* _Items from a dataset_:
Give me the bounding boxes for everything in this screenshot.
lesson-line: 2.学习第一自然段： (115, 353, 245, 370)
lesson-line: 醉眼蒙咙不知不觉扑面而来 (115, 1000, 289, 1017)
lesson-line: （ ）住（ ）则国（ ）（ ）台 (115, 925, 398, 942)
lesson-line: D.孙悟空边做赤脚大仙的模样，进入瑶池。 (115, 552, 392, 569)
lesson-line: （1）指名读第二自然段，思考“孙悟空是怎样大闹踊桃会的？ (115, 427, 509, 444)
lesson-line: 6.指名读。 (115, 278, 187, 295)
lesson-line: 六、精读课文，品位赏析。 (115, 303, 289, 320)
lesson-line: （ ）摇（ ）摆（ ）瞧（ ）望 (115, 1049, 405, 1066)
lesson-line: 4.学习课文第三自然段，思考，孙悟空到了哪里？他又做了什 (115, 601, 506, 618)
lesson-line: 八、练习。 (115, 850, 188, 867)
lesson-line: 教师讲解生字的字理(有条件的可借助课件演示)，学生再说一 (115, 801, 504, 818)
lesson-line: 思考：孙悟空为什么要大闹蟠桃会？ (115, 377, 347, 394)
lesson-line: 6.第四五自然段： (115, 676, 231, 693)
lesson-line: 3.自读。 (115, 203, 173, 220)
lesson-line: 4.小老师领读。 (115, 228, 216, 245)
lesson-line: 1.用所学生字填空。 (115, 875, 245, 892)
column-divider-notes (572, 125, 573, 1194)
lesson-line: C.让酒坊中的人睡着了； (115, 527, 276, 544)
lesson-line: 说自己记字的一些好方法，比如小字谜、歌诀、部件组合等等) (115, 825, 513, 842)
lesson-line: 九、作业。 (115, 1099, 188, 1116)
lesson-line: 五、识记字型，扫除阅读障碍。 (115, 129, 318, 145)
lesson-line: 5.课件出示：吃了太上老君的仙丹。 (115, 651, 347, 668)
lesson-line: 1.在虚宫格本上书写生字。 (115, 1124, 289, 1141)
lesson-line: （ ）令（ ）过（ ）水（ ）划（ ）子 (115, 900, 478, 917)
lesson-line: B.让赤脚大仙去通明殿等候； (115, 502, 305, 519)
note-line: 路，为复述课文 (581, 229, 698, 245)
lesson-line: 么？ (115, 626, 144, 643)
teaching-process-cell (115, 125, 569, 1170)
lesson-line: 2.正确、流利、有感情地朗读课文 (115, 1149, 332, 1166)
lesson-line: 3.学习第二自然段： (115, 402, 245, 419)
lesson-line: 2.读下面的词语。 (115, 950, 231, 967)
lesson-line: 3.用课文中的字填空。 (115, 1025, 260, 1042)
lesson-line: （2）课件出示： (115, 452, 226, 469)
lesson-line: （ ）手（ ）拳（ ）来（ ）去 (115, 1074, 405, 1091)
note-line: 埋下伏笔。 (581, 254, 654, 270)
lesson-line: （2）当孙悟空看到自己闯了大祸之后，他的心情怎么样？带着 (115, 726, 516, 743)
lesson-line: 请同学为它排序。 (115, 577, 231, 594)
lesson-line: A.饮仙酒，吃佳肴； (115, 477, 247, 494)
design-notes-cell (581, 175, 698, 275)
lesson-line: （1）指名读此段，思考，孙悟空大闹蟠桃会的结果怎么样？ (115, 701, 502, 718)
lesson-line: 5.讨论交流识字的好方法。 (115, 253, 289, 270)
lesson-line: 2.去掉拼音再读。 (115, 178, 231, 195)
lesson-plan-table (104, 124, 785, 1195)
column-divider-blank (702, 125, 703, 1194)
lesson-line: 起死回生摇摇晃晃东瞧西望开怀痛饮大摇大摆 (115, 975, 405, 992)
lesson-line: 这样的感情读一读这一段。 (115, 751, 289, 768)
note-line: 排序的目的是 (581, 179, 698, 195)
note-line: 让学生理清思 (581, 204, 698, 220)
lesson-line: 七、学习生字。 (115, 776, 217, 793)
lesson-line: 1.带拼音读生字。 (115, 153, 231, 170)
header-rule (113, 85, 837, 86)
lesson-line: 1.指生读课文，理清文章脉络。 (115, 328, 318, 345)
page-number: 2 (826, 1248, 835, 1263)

* _REQUIRED WORK_: Rewrite the records, changing "screenshot" to "page" and leaving everything else as it is.

* _FULL RESPONSE_:
Give me the bounding boxes for everything in this page.
lesson-line: 2.学习第一自然段： (115, 353, 245, 370)
lesson-line: 醉眼蒙咙不知不觉扑面而来 (115, 1000, 289, 1017)
lesson-line: （ ）住（ ）则国（ ）（ ）台 (115, 925, 398, 942)
lesson-line: D.孙悟空边做赤脚大仙的模样，进入瑶池。 (115, 552, 392, 569)
lesson-line: （1）指名读第二自然段，思考“孙悟空是怎样大闹踊桃会的？ (115, 427, 509, 444)
lesson-line: 6.指名读。 (115, 278, 187, 295)
lesson-line: 六、精读课文，品位赏析。 (115, 303, 289, 320)
lesson-line: （ ）摇（ ）摆（ ）瞧（ ）望 (115, 1049, 405, 1066)
lesson-line: 4.学习课文第三自然段，思考，孙悟空到了哪里？他又做了什 (115, 601, 506, 618)
lesson-line: 八、练习。 (115, 850, 188, 867)
lesson-line: 教师讲解生字的字理(有条件的可借助课件演示)，学生再说一 (115, 801, 504, 818)
lesson-line: 思考：孙悟空为什么要大闹蟠桃会？ (115, 377, 347, 394)
lesson-line: 6.第四五自然段： (115, 676, 231, 693)
lesson-line: 3.自读。 (115, 203, 173, 220)
lesson-line: 4.小老师领读。 (115, 228, 216, 245)
lesson-line: 1.用所学生字填空。 (115, 875, 245, 892)
column-divider-notes (572, 125, 573, 1194)
lesson-line: C.让酒坊中的人睡着了； (115, 527, 276, 544)
lesson-line: 说自己记字的一些好方法，比如小字谜、歌诀、部件组合等等) (115, 825, 513, 842)
lesson-line: 九、作业。 (115, 1099, 188, 1116)
lesson-line: 五、识记字型，扫除阅读障碍。 (115, 129, 318, 145)
lesson-line: 5.课件出示：吃了太上老君的仙丹。 (115, 651, 347, 668)
lesson-line: 1.在虚宫格本上书写生字。 (115, 1124, 289, 1141)
lesson-line: （ ）令（ ）过（ ）水（ ）划（ ）子 (115, 900, 478, 917)
lesson-line: B.让赤脚大仙去通明殿等候； (115, 502, 305, 519)
note-line: 路，为复述课文 (581, 229, 698, 245)
lesson-line: 么？ (115, 626, 144, 643)
teaching-process-cell (115, 125, 569, 1170)
lesson-line: 2.正确、流利、有感情地朗读课文 (115, 1149, 332, 1166)
lesson-line: 3.学习第二自然段： (115, 402, 245, 419)
lesson-line: 2.读下面的词语。 (115, 950, 231, 967)
lesson-line: 3.用课文中的字填空。 (115, 1025, 260, 1042)
lesson-line: （2）课件出示： (115, 452, 226, 469)
lesson-line: （ ）手（ ）拳（ ）来（ ）去 (115, 1074, 405, 1091)
note-line: 埋下伏笔。 (581, 254, 654, 270)
lesson-line: （2）当孙悟空看到自己闯了大祸之后，他的心情怎么样？带着 (115, 726, 516, 743)
lesson-line: 请同学为它排序。 (115, 577, 231, 594)
lesson-line: A.饮仙酒，吃佳肴； (115, 477, 247, 494)
design-notes-cell (581, 175, 698, 275)
lesson-line: （1）指名读此段，思考，孙悟空大闹蟠桃会的结果怎么样？ (115, 701, 502, 718)
lesson-line: 5.讨论交流识字的好方法。 (115, 253, 289, 270)
lesson-line: 2.去掉拼音再读。 (115, 178, 231, 195)
lesson-plan-table (104, 124, 785, 1195)
column-divider-blank (702, 125, 703, 1194)
lesson-line: 起死回生摇摇晃晃东瞧西望开怀痛饮大摇大摆 (115, 975, 405, 992)
lesson-line: 这样的感情读一读这一段。 (115, 751, 289, 768)
note-line: 排序的目的是 (581, 179, 698, 195)
note-line: 让学生理清思 (581, 204, 698, 220)
lesson-line: 七、学习生字。 (115, 776, 217, 793)
lesson-line: 1.带拼音读生字。 (115, 153, 231, 170)
header-rule (113, 85, 837, 86)
lesson-line: 1.指生读课文，理清文章脉络。 (115, 328, 318, 345)
page-number: 2 (826, 1248, 835, 1263)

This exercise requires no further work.